Column: Amber Rose is the perfect woman to lead the Slut Walk

A special SlutWalk hosted by model, actress and singer Amber Rose took place in Pershing Square in Los Angeles on Oct. 3.

SlutWalk empowers women to look gender inequality and double standards about sexuality straight in the face and proceed to flip them off. Many have called into question whether Rose is an appropriate advocate for this movement in America.

However, there couldn’t be a more qualified person to speak on this subject.

Evidenced by her past relationship with Kanye West and her past marriage to Wiz Khalifa, Rose is no stranger to the images and reputations rap music seems to advocate. In fact, during her SlutWalk this year, Rose cried onstage while addressing the crowd after she repeated a song lyric Khalifa wrote about her: “[I] fell in love with a stripper … but fell outta love quicker.”

Although that time in Rose’s life is long gone, it is still perceived as acceptable for “a stripper” to be Rose’s only identifier, even by her ex-husband.

Rose endured another incident of public slut-shaming when West stated during a radio interview that he had to take 30 showers after his relationship with Rose before sleeping with current wife Kim Kardashian.

Since both of these slut-shaming statements have come from famous rappers, Rose is often accused — even by West himself — of using publicity from these statements and the status of these exes to further her own fame.

Similarly to the music industry, the film industry allows men to flaunt promiscuity, while the women they lust after are labeled as sluts or the ones lacking class.

[SUPPLIED RECORDS]:
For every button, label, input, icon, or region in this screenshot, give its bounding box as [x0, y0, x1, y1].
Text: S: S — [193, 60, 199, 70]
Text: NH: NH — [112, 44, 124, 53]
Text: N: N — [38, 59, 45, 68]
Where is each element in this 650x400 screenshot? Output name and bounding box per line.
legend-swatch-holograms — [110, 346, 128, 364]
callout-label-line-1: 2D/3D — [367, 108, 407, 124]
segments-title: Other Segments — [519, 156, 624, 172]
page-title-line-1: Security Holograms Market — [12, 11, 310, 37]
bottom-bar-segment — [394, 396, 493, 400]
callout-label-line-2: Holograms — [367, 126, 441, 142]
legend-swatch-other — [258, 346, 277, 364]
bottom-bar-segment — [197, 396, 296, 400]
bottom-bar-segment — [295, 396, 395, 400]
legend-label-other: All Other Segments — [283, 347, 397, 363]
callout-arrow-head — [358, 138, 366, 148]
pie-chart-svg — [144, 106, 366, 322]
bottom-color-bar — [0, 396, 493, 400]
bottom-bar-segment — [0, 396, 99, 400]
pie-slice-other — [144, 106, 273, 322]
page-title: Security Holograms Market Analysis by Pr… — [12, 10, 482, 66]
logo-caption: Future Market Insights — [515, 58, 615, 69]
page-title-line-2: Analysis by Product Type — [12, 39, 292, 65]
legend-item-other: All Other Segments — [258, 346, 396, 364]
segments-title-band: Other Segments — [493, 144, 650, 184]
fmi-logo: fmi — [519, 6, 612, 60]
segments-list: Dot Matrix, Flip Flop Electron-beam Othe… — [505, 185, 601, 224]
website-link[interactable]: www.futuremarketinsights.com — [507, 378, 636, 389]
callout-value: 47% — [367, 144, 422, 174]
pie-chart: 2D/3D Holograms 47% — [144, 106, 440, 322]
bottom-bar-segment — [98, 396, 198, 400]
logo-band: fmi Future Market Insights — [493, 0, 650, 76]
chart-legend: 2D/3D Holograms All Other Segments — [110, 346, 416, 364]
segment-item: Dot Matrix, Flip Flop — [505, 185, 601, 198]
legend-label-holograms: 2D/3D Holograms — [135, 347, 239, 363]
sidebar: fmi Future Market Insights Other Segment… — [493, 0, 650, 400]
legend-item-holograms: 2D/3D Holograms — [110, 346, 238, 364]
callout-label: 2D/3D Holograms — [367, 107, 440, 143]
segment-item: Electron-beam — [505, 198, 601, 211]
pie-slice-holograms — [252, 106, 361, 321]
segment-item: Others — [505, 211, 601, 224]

[PROBLEMS TO WORK ON]:
1) In the Amber Rose column, where was the special SlutWalk hosted by Rose held?
2) Translate this sentence from the Amber Rose column into Spanish: "However, there couldn’t be a more qualified person to speak on this subject."
3) Return the part of the Amber Rose column from "SlutWalk empowers women" up to and including "on this subject.", word for word.
The records were drawn from a separate source.

[ANSWERS TO THE TASKS]:
1) In Pershing Square in Los Angeles.

2) Sin embargo, no podría haber una persona más calificada para hablar sobre este tema.

3)
SlutWalk empowers women to look gender inequality and double standards about sexuality straight in the face and proceed to flip them off. Many have called into question whether Rose is an appropriate advocate for this movement in America.

However, there couldn’t be a more qualified person to speak on this subject.